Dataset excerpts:
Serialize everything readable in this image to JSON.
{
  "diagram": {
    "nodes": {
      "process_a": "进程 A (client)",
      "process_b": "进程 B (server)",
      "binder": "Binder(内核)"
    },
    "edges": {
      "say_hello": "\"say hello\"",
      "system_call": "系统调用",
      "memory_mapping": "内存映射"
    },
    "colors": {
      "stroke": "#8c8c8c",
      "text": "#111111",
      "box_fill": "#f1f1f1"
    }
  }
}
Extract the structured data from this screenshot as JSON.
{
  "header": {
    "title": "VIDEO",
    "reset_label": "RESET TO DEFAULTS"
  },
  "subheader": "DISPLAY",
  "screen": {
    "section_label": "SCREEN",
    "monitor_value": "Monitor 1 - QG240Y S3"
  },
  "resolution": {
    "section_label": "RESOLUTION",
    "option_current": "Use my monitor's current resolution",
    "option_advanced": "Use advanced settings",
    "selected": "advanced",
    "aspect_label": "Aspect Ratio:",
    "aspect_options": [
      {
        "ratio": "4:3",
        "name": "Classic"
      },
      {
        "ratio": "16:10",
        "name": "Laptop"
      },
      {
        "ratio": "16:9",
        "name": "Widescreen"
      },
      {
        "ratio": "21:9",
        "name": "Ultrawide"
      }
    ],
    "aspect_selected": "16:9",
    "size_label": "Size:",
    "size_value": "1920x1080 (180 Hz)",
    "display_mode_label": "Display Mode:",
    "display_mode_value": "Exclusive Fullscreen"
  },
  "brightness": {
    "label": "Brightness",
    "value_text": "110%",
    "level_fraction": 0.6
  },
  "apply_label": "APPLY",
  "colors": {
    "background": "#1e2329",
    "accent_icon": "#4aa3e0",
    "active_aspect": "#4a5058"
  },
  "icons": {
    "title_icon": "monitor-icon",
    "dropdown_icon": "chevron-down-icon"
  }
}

==

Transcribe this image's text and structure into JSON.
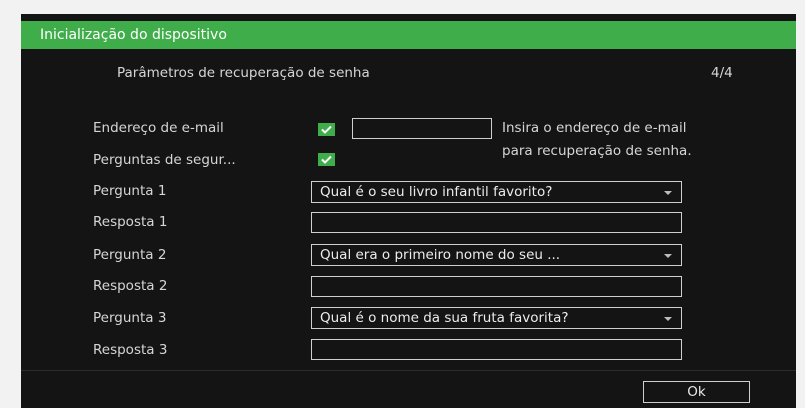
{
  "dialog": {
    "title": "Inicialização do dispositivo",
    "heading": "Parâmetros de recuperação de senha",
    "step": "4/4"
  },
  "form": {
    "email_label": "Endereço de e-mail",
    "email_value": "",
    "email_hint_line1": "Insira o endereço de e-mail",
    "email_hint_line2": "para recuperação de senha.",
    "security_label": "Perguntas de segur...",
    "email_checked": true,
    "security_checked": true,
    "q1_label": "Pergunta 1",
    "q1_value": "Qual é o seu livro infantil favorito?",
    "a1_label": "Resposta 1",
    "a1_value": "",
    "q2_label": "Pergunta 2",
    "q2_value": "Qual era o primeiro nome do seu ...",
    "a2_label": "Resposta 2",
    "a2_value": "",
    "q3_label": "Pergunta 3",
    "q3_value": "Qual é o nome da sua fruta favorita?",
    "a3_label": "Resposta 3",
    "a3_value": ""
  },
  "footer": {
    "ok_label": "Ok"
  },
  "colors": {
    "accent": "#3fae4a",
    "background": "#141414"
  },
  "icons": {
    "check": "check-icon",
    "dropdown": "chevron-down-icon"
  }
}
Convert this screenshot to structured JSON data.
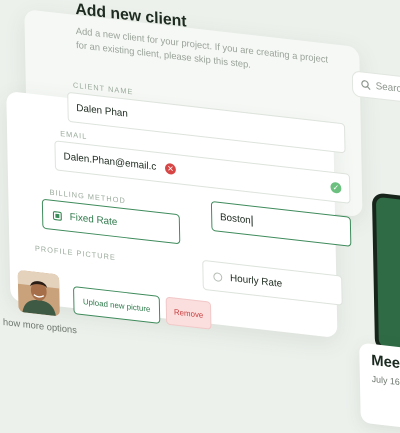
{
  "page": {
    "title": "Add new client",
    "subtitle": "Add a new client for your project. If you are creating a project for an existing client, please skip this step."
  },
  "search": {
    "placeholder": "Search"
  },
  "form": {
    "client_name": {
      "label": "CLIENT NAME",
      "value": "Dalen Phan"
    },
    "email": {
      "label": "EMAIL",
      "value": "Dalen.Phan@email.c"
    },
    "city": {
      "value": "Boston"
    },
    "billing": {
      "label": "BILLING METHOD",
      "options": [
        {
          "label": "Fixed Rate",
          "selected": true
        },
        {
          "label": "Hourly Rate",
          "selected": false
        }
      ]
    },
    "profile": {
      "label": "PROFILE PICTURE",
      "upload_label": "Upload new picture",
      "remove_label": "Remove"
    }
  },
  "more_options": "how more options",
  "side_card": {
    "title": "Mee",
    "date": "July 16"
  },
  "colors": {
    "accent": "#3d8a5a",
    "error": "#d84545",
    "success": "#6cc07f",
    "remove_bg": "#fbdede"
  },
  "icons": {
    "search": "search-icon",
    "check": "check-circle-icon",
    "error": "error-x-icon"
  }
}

What is expected: Scan the data above; copy every line where "step" appears.

Task answer:
    "step": "4/4"
    "subtitle": "Add a new client for your project. If you are creating a project for an existing client, please skip this step."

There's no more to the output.